# [Listed records]
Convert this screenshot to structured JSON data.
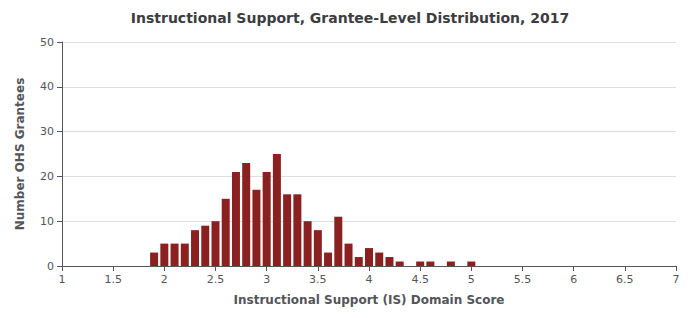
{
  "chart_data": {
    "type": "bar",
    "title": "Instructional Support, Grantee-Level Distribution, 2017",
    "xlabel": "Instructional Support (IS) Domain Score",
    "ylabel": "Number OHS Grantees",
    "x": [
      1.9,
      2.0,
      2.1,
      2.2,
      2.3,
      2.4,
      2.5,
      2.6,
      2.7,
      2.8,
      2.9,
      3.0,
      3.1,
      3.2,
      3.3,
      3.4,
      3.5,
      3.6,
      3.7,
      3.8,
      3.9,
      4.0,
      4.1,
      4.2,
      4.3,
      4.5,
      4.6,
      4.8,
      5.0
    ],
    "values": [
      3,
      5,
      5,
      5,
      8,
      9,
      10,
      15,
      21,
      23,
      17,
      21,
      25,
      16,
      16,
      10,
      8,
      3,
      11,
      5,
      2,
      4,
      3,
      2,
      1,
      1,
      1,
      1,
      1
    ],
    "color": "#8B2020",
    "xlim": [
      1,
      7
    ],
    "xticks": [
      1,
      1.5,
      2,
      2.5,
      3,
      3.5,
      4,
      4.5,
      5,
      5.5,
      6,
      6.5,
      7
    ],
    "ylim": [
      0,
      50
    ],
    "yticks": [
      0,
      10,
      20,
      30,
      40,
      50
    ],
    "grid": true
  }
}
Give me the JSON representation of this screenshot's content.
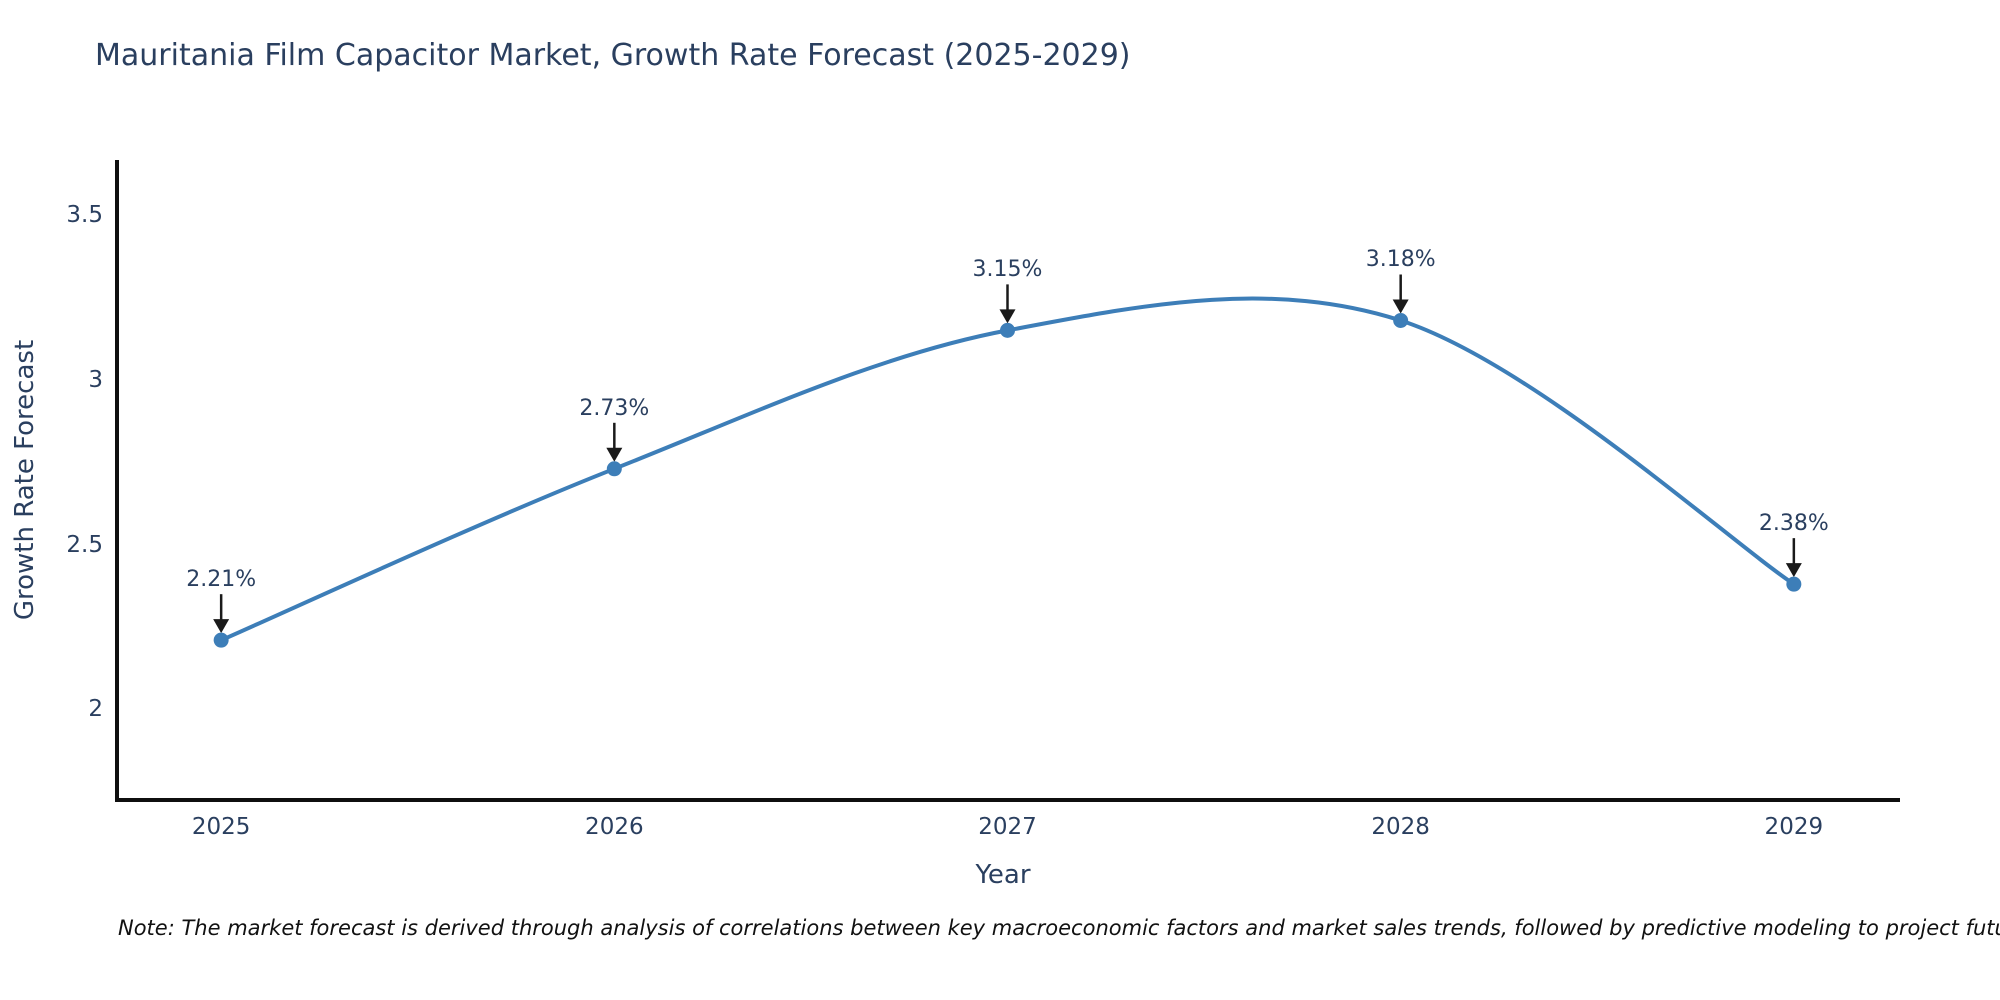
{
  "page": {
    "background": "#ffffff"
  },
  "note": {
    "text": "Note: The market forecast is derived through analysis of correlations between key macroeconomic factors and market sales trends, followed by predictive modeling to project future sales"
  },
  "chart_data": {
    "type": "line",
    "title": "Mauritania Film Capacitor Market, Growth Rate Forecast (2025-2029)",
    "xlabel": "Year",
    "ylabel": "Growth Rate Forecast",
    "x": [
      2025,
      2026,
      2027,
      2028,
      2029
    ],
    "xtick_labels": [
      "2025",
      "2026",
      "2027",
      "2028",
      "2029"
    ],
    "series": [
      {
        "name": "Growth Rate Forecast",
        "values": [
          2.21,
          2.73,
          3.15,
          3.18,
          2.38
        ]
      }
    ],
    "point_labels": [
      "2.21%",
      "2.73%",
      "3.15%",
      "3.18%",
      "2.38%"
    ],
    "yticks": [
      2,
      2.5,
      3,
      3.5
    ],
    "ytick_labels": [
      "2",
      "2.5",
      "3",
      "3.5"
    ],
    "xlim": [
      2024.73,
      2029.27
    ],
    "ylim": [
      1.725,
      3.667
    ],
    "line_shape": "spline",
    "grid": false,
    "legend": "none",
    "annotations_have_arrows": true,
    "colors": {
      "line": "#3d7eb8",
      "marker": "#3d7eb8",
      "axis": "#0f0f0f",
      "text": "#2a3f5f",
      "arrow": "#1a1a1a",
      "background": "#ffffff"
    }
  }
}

---

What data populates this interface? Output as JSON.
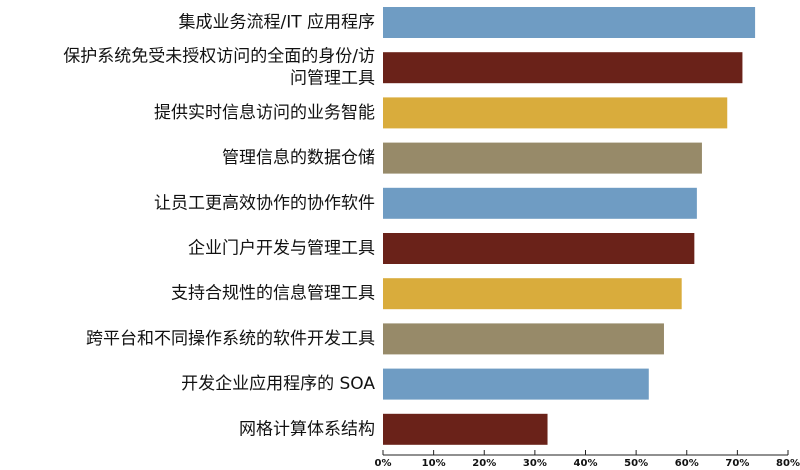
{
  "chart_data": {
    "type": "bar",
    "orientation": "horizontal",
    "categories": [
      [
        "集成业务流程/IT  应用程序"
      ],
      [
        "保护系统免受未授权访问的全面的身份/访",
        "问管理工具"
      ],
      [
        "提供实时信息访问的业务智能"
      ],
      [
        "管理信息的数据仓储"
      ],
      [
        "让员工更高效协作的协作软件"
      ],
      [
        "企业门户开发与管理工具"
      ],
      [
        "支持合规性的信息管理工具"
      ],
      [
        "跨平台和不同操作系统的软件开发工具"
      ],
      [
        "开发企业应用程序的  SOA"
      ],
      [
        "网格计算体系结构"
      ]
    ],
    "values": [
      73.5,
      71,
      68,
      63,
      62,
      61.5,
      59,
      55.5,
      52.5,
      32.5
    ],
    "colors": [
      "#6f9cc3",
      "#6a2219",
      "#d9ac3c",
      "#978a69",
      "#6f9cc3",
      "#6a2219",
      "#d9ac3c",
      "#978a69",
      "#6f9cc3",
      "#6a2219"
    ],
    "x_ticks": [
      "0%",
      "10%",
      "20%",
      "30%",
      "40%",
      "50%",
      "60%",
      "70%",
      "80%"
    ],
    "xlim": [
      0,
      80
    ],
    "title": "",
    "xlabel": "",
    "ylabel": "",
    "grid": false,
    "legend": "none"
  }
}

# [Problem to solve]
Gather up every line from the listing above in which the word "ylabel" occurs.

# [Complete response]
    "ylabel": "Number OHS Grantees",
    "ylabel": "Growth Rate Forecast",
    "ylabel": "",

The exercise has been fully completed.